- TASK STATEMENT -
Would you extract the whole listing below and retype it exactly?

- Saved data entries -
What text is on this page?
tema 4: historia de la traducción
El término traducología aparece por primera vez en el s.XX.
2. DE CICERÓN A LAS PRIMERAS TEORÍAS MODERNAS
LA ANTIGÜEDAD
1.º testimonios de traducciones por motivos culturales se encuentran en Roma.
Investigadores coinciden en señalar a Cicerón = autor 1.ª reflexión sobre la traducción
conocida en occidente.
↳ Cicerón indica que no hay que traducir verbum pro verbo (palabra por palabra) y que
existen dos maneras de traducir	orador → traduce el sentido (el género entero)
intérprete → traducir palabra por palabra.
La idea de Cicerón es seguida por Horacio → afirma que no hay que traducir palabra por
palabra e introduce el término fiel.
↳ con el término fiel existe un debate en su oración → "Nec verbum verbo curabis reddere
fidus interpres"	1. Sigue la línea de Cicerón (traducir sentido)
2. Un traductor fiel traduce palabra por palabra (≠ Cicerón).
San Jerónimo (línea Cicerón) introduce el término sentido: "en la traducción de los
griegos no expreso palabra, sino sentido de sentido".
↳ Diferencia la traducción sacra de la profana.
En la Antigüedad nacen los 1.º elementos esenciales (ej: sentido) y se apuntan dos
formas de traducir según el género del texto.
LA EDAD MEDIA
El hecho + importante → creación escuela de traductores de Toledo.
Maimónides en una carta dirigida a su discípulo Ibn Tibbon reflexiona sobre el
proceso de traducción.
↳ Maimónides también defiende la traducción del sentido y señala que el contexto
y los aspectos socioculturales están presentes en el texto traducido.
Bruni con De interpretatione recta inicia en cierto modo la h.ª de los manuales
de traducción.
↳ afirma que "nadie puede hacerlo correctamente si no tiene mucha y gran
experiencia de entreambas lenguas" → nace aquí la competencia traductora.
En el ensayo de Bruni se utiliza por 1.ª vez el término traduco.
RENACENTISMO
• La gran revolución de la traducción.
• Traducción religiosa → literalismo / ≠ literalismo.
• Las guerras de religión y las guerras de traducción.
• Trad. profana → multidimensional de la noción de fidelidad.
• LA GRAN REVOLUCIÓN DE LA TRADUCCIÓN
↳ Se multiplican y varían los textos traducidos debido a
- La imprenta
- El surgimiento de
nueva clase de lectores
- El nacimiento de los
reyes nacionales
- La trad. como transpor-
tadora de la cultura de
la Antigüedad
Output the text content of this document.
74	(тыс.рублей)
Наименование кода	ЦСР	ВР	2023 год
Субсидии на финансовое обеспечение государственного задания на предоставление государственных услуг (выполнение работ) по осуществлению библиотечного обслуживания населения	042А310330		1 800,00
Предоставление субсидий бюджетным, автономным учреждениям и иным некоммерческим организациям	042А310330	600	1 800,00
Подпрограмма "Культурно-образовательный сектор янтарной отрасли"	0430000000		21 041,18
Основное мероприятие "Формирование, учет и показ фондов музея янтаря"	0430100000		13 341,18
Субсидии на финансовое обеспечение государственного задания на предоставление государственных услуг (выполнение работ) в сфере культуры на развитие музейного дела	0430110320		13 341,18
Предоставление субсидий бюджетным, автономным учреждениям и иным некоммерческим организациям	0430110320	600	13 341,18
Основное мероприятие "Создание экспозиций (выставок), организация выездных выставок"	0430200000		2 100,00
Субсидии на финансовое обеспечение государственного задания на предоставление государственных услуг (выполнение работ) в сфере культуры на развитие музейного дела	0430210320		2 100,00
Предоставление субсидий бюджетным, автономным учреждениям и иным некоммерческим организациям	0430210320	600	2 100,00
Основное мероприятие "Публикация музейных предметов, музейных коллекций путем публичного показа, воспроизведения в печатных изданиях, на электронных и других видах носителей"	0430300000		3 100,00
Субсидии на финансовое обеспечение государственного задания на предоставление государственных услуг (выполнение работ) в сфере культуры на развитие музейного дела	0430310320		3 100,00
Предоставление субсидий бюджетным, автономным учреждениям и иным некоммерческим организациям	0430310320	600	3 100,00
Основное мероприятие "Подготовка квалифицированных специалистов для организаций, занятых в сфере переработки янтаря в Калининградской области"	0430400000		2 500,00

- THE RESPONSE -
What text is on this page?
tema 4: historia de la traducción
El término traducología aparece por primera vez en el s.XX.
2. DE CICERÓN A LAS PRIMERAS TEORÍAS MODERNAS
LA ANTIGÜEDAD
1.º testimonios de traducciones por motivos culturales se encuentran en Roma.
Investigadores coinciden en señalar a Cicerón = autor 1.ª reflexión sobre la traducción
conocida en occidente.
↳ Cicerón indica que no hay que traducir verbum pro verbo (palabra por palabra) y que
existen dos maneras de traducir	orador → traduce el sentido (el género entero)
intérprete → traducir palabra por palabra.
La idea de Cicerón es seguida por Horacio → afirma que no hay que traducir palabra por
palabra e introduce el término fiel.
↳ con el término fiel existe un debate en su oración → "Nec verbum verbo curabis reddere
fidus interpres"	1. Sigue la línea de Cicerón (traducir sentido)
2. Un traductor fiel traduce palabra por palabra (≠ Cicerón).
San Jerónimo (línea Cicerón) introduce el término sentido: "en la traducción de los
griegos no expreso palabra, sino sentido de sentido".
↳ Diferencia la traducción sacra de la profana.
En la Antigüedad nacen los 1.º elementos esenciales (ej: sentido) y se apuntan dos
formas de traducir según el género del texto.
LA EDAD MEDIA
El hecho + importante → creación escuela de traductores de Toledo.
Maimónides en una carta dirigida a su discípulo Ibn Tibbon reflexiona sobre el
proceso de traducción.
↳ Maimónides también defiende la traducción del sentido y señala que el contexto
y los aspectos socioculturales están presentes en el texto traducido.
Bruni con De interpretatione recta inicia en cierto modo la h.ª de los manuales
de traducción.
↳ afirma que "nadie puede hacerlo correctamente si no tiene mucha y gran
experiencia de entreambas lenguas" → nace aquí la competencia traductora.
En el ensayo de Bruni se utiliza por 1.ª vez el término traduco.
RENACENTISMO
• La gran revolución de la traducción.
• Traducción religiosa → literalismo / ≠ literalismo.
• Las guerras de religión y las guerras de traducción.
• Trad. profana → multidimensional de la noción de fidelidad.
• LA GRAN REVOLUCIÓN DE LA TRADUCCIÓN
↳ Se multiplican y varían los textos traducidos debido a
- La imprenta
- El surgimiento de
nueva clase de lectores
- El nacimiento de los
reyes nacionales
- La trad. como transpor-
tadora de la cultura de
la Antigüedad
Output the text content of this document.
74	(тыс.рублей)
Наименование кода	ЦСР	ВР	2023 год
Субсидии на финансовое обеспечение государственного задания на предоставление государственных услуг (выполнение работ) по осуществлению библиотечного обслуживания населения	042А310330		1 800,00
Предоставление субсидий бюджетным, автономным учреждениям и иным некоммерческим организациям	042А310330	600	1 800,00
Подпрограмма "Культурно-образовательный сектор янтарной отрасли"	0430000000		21 041,18
Основное мероприятие "Формирование, учет и показ фондов музея янтаря"	0430100000		13 341,18
Субсидии на финансовое обеспечение государственного задания на предоставление государственных услуг (выполнение работ) в сфере культуры на развитие музейного дела	0430110320		13 341,18
Предоставление субсидий бюджетным, автономным учреждениям и иным некоммерческим организациям	0430110320	600	13 341,18
Основное мероприятие "Создание экспозиций (выставок), организация выездных выставок"	0430200000		2 100,00
Субсидии на финансовое обеспечение государственного задания на предоставление государственных услуг (выполнение работ) в сфере культуры на развитие музейного дела	0430210320		2 100,00
Предоставление субсидий бюджетным, автономным учреждениям и иным некоммерческим организациям	0430210320	600	2 100,00
Основное мероприятие "Публикация музейных предметов, музейных коллекций путем публичного показа, воспроизведения в печатных изданиях, на электронных и других видах носителей"	0430300000		3 100,00
Субсидии на финансовое обеспечение государственного задания на предоставление государственных услуг (выполнение работ) в сфере культуры на развитие музейного дела	0430310320		3 100,00
Предоставление субсидий бюджетным, автономным учреждениям и иным некоммерческим организациям	0430310320	600	3 100,00
Основное мероприятие "Подготовка квалифицированных специалистов для организаций, занятых в сфере переработки янтаря в Калининградской области"	0430400000		2 500,00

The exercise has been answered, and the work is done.